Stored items

---

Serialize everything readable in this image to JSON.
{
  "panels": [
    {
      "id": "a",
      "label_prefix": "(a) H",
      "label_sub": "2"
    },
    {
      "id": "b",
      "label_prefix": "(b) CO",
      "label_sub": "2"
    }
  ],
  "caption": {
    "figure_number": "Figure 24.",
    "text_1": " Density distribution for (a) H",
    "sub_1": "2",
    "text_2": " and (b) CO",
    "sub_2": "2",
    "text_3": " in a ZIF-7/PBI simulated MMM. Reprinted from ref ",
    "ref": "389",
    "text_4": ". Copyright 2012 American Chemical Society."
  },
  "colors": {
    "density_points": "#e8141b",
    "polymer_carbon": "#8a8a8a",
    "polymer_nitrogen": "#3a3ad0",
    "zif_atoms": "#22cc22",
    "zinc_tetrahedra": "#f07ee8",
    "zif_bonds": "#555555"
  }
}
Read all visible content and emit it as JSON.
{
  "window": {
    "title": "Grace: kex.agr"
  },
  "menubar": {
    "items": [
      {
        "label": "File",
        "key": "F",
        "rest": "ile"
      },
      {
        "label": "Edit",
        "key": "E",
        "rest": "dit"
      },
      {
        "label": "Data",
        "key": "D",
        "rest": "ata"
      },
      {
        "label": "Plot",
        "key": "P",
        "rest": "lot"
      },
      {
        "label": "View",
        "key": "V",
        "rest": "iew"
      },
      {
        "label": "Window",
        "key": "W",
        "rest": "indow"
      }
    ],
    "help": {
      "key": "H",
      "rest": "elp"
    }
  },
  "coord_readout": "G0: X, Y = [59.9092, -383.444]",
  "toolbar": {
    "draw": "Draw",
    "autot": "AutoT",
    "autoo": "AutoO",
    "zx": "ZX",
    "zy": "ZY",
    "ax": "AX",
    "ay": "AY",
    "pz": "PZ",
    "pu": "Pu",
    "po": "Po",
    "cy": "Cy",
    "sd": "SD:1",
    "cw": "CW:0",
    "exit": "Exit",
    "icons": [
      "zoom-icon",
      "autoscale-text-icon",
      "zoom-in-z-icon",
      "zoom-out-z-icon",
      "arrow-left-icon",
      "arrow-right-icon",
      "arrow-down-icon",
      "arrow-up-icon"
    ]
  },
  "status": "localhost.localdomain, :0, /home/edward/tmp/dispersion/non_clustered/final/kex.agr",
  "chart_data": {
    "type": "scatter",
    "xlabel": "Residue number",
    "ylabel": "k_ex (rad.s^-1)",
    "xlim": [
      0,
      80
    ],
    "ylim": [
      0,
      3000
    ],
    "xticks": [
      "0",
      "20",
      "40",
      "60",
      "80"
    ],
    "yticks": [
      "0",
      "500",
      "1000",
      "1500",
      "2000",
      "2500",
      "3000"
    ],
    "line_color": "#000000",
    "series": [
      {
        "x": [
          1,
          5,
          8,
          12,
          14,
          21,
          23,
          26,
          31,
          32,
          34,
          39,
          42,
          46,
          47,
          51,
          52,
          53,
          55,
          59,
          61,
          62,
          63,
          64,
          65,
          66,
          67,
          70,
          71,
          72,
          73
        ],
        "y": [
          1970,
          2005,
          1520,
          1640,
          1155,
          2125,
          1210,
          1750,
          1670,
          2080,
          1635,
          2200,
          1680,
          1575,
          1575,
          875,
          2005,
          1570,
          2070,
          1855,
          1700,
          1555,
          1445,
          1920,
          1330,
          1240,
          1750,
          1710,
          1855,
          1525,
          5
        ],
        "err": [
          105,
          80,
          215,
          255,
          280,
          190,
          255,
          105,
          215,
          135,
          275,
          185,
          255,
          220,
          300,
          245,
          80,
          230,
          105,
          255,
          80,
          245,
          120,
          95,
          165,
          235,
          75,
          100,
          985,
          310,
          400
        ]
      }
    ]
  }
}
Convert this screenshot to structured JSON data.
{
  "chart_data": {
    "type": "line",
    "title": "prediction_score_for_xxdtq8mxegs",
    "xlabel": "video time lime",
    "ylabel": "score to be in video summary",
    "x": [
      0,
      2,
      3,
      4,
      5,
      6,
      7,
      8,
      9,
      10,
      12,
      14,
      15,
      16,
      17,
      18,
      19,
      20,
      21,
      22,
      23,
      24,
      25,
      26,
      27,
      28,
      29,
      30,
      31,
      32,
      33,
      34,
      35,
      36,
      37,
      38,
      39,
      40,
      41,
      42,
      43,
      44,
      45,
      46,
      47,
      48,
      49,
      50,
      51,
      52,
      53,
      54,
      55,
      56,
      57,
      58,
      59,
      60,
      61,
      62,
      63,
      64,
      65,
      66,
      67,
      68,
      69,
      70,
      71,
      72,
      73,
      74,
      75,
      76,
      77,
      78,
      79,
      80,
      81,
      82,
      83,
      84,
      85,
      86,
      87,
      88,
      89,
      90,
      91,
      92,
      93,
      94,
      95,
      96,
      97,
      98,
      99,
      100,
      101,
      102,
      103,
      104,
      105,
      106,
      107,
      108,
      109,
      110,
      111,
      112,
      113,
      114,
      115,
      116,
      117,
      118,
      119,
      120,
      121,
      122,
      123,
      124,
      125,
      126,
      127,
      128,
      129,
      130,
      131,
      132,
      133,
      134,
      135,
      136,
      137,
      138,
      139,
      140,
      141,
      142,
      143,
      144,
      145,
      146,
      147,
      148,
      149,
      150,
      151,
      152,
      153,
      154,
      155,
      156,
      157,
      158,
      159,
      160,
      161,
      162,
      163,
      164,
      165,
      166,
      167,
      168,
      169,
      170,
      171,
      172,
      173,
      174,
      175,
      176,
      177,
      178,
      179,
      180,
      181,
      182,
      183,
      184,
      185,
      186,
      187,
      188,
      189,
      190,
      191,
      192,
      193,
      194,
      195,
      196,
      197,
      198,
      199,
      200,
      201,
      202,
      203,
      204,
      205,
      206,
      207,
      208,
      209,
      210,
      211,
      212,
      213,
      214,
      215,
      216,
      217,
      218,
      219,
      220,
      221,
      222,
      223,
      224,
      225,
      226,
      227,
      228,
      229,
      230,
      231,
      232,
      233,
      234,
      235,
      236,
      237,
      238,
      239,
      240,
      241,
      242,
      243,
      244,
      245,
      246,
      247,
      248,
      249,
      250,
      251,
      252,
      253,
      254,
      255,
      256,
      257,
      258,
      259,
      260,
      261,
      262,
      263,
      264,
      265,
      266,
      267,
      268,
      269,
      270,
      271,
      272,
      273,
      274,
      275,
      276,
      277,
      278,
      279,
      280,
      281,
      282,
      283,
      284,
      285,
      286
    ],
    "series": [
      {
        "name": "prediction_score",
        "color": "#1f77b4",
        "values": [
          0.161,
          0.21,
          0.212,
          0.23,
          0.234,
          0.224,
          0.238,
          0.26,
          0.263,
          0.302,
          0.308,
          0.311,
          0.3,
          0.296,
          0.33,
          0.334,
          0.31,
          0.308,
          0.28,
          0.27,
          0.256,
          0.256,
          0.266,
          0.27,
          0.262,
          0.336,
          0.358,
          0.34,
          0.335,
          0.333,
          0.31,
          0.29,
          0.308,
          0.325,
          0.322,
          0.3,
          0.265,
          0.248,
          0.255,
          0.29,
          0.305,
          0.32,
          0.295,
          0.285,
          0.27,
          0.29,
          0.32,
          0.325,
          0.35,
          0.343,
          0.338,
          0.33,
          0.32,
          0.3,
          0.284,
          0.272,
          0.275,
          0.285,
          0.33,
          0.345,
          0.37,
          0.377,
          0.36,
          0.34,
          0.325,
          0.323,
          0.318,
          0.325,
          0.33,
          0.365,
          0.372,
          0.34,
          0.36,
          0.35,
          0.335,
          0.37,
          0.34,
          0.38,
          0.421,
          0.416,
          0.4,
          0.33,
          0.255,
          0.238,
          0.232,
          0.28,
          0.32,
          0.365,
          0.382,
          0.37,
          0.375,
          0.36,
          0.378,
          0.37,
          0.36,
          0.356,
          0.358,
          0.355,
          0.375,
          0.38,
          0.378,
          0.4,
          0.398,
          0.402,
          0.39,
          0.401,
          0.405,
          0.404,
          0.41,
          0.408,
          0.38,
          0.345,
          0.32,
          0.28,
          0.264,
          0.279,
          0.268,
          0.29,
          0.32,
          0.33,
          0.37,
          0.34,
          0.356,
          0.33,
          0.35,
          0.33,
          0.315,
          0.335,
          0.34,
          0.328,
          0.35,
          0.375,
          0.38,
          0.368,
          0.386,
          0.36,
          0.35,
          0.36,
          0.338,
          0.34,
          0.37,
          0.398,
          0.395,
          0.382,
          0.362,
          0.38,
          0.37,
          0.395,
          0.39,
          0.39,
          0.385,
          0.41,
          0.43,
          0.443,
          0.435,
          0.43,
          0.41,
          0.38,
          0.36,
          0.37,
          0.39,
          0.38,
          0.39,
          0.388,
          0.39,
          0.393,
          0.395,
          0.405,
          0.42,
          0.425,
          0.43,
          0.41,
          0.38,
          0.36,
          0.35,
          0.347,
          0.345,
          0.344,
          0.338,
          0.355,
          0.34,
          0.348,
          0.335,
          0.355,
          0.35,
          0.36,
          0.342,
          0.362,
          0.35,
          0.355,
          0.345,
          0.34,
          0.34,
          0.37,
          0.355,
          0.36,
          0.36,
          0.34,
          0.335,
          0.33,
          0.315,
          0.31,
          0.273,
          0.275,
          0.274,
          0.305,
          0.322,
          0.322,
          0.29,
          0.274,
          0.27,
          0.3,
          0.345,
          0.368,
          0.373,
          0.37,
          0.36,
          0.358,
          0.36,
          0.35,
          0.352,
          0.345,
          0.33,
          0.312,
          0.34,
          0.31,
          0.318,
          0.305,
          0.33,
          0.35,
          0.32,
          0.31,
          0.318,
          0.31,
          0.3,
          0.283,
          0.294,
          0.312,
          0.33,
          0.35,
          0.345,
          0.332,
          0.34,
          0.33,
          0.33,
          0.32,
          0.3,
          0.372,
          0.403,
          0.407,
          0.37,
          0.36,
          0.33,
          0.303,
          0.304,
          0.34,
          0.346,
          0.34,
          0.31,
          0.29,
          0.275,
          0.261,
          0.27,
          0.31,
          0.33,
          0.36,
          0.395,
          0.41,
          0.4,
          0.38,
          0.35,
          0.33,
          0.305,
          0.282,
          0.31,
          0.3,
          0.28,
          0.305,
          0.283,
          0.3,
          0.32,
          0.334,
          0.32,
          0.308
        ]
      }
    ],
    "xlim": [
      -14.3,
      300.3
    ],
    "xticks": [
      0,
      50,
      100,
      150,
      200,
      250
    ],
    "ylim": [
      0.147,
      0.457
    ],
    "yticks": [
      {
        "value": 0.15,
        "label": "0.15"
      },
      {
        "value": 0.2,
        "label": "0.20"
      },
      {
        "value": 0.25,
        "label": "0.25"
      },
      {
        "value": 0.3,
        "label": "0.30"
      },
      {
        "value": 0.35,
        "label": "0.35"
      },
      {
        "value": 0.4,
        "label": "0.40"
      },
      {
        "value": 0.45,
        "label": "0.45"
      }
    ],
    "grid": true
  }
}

---

SHORT PROBLEM:
For the data above, state how many lines contain "zoom"; the number is the whole answer.

SOLUTION FOR THIS PROBLEM:
3